* The request
Can you rewrite all the records below with "token" swapped for "word" and everything else unchanged? Leave the pictures out of your answer.

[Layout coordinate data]
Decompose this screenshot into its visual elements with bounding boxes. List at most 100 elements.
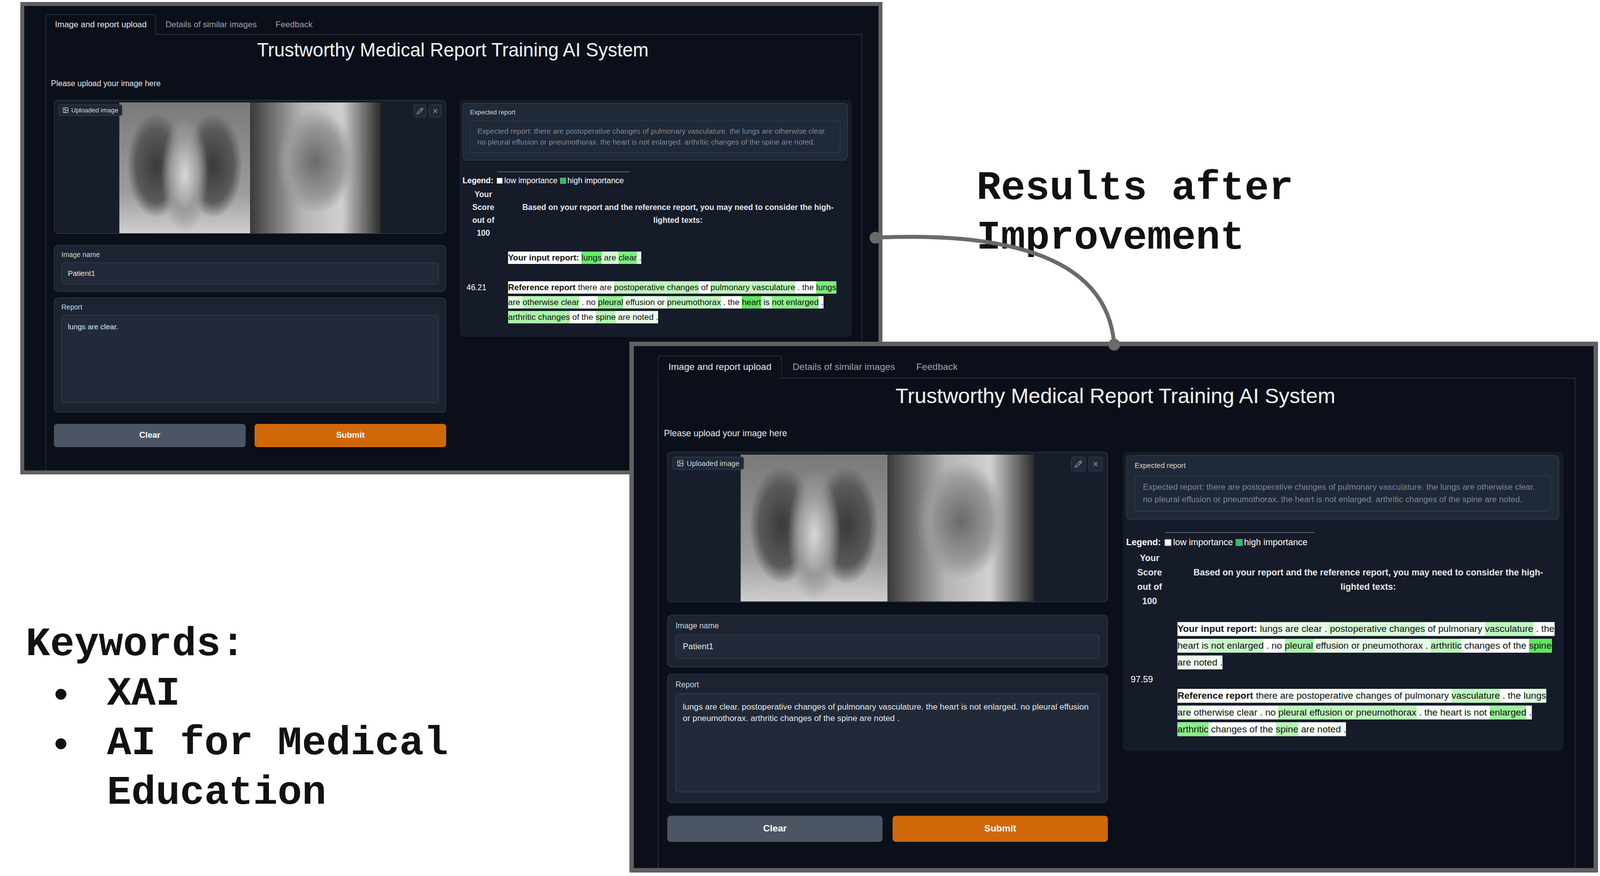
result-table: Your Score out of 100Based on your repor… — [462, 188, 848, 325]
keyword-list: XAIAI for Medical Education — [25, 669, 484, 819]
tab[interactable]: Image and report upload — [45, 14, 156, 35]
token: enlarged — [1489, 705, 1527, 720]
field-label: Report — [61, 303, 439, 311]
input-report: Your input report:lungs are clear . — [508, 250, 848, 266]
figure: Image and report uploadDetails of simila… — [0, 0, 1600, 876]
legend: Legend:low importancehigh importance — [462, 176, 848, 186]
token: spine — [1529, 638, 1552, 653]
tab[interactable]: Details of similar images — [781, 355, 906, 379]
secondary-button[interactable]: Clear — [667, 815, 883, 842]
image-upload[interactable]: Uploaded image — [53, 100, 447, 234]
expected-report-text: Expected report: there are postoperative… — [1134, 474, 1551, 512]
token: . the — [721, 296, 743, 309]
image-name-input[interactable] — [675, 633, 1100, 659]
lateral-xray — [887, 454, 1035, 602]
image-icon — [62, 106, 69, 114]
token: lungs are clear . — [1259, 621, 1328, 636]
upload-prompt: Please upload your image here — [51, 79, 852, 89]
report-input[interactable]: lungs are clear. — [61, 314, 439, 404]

* Written answer
Decompose this screenshot into its visual elements with bounding boxes. List at most 100 elements.
result-table: Your Score out of 100Based on your repor… — [462, 188, 848, 325]
keyword-list: XAIAI for Medical Education — [25, 669, 484, 819]
tab[interactable]: Image and report upload — [45, 14, 156, 35]
word: enlarged — [1489, 705, 1527, 720]
field-label: Report — [61, 303, 439, 311]
input-report: Your input report:lungs are clear . — [508, 250, 848, 266]
figure: Image and report uploadDetails of simila… — [0, 0, 1600, 876]
legend: Legend:low importancehigh importance — [462, 176, 848, 186]
word: spine — [1529, 638, 1552, 653]
tab[interactable]: Details of similar images — [781, 355, 906, 379]
secondary-button[interactable]: Clear — [667, 815, 883, 842]
image-upload[interactable]: Uploaded image — [53, 100, 447, 234]
expected-report-text: Expected report: there are postoperative… — [1134, 474, 1551, 512]
word: . the — [721, 296, 743, 309]
image-name-input[interactable] — [675, 633, 1100, 659]
lateral-xray — [887, 454, 1035, 602]
image-icon — [62, 106, 69, 114]
word: lungs are clear . — [1259, 621, 1328, 636]
upload-prompt: Please upload your image here — [51, 79, 852, 89]
report-input[interactable]: lungs are clear. — [61, 314, 439, 404]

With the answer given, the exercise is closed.